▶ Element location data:
┌────────

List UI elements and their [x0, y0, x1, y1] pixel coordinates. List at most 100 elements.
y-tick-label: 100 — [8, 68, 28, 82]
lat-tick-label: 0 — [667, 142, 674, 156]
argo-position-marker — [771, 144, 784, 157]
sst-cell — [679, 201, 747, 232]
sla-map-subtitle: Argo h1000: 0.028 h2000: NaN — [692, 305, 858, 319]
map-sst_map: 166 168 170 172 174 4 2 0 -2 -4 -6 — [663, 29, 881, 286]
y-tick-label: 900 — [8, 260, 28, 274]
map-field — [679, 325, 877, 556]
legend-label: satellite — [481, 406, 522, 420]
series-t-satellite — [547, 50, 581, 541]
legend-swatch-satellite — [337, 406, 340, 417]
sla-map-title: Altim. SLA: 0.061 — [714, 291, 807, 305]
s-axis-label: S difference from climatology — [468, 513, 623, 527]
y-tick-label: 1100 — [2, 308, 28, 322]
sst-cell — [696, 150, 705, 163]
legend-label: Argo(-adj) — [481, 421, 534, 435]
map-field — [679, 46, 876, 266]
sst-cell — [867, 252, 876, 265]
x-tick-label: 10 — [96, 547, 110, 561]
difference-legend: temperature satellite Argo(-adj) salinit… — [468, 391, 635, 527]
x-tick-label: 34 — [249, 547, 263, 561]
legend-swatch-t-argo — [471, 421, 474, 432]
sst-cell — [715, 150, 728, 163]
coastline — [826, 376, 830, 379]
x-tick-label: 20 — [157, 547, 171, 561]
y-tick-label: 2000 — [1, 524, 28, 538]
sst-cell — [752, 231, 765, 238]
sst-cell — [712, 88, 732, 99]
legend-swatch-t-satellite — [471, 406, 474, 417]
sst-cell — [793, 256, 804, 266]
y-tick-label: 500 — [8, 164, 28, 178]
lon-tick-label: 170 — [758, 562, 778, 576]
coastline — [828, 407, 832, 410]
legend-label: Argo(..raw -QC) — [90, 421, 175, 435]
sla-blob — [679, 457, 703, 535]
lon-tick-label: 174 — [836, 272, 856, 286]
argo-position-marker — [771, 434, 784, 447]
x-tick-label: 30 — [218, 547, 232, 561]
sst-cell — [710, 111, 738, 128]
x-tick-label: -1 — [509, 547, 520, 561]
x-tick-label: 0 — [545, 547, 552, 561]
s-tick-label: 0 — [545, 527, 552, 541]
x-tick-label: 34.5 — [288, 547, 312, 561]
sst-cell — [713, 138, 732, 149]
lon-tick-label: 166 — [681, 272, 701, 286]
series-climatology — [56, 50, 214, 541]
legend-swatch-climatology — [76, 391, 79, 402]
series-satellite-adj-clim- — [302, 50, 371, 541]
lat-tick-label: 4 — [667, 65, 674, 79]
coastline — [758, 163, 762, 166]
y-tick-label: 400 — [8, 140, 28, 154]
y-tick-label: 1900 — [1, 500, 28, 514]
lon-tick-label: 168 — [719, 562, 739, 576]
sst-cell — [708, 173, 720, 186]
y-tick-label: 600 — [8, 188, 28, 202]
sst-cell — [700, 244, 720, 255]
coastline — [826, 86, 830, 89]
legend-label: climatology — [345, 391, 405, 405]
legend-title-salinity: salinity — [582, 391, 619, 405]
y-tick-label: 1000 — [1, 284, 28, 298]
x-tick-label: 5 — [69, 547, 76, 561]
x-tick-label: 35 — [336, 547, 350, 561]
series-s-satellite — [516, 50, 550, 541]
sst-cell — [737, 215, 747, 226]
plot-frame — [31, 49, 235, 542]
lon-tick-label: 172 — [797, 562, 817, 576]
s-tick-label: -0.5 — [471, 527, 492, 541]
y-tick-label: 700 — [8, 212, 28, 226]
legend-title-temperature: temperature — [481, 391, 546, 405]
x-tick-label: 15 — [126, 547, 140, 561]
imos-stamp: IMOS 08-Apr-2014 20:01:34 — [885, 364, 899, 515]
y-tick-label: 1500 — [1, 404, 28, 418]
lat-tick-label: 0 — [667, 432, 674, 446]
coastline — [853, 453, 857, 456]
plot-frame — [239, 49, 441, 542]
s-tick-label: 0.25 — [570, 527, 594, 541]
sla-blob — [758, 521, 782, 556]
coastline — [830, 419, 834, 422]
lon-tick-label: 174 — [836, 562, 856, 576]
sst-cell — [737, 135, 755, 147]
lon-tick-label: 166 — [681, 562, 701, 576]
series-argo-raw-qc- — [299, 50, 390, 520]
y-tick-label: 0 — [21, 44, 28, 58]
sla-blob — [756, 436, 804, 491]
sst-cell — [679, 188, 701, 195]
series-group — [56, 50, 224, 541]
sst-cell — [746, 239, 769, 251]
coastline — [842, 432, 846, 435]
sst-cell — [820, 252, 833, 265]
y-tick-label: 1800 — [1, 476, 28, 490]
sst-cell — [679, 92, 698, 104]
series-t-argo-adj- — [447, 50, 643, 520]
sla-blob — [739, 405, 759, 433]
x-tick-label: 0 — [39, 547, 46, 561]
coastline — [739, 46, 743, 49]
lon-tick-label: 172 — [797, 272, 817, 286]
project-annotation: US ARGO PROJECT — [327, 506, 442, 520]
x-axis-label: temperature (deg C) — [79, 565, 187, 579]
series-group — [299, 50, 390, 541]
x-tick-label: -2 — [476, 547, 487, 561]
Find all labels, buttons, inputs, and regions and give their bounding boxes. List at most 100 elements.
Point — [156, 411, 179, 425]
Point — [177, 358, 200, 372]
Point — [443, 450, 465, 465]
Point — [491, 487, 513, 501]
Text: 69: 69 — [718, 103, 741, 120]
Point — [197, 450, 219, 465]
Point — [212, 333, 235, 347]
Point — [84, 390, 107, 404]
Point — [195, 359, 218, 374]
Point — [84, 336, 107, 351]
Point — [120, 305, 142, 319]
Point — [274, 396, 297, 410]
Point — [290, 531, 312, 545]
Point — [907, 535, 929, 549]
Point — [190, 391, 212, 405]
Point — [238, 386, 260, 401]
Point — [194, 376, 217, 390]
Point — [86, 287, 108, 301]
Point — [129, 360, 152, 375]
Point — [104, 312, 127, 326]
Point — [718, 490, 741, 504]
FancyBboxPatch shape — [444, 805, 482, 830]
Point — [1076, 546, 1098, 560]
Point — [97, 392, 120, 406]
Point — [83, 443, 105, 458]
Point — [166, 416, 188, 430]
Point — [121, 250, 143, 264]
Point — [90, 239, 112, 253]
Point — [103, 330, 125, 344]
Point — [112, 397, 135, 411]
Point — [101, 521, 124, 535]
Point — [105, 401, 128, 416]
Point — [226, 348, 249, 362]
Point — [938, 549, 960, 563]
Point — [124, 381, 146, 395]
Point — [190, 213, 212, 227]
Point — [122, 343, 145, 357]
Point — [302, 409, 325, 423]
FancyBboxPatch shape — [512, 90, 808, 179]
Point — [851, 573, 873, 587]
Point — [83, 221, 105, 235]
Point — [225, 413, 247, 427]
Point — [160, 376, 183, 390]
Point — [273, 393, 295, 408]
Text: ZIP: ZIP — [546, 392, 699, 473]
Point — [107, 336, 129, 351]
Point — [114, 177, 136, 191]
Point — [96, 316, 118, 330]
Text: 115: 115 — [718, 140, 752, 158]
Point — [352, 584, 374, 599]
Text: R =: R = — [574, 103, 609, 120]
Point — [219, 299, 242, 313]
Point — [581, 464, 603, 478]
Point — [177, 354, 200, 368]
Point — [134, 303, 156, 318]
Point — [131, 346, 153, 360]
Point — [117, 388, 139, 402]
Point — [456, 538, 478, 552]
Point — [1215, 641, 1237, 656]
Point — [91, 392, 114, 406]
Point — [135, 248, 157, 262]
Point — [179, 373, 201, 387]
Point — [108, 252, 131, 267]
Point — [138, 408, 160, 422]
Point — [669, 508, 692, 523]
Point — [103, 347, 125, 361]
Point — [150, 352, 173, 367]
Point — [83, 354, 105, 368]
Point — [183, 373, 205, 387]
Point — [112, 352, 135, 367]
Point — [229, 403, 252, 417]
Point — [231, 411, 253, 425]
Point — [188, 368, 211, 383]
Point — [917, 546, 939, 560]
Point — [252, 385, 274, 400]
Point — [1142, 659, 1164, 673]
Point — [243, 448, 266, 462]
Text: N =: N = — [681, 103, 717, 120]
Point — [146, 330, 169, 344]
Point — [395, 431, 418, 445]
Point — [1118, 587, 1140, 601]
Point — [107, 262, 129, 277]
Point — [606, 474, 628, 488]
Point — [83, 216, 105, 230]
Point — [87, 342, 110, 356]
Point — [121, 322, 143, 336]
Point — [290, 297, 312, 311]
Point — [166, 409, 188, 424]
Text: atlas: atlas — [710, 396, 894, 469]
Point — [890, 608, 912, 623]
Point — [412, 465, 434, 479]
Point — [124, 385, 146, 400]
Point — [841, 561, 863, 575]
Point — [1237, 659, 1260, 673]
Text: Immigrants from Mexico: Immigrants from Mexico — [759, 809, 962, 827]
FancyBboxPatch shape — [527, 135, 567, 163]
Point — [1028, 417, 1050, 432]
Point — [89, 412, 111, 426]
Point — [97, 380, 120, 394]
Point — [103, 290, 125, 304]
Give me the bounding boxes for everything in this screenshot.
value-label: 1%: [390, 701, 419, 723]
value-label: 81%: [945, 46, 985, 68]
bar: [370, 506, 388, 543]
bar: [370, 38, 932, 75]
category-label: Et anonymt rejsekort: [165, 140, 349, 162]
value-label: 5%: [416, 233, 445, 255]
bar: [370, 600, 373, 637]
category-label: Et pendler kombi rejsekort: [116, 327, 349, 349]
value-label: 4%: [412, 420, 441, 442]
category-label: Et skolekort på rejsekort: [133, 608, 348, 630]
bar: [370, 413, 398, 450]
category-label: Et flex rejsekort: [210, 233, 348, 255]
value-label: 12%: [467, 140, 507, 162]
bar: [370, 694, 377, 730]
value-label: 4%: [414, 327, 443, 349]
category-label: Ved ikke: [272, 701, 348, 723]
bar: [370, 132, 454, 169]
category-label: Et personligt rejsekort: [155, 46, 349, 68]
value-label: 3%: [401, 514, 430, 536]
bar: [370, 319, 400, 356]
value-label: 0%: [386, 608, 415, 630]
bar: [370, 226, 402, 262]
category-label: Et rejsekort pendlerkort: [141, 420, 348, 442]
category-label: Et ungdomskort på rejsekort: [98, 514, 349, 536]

└────────

▶ Directive: Copy the lines from the very first one down to and including the line that contains "legend-label: satellite —", reproducing each one character for character.

▶ Solution to this exercise:
List UI elements and their [x0, y0, x1, y1] pixel coordinates. List at most 100 elements.
y-tick-label: 100 — [8, 68, 28, 82]
lat-tick-label: 0 — [667, 142, 674, 156]
argo-position-marker — [771, 144, 784, 157]
sst-cell — [679, 201, 747, 232]
sla-map-subtitle: Argo h1000: 0.028 h2000: NaN — [692, 305, 858, 319]
map-sst_map: 166 168 170 172 174 4 2 0 -2 -4 -6 — [663, 29, 881, 286]
y-tick-label: 900 — [8, 260, 28, 274]
map-field — [679, 325, 877, 556]
legend-label: satellite — [481, 406, 522, 420]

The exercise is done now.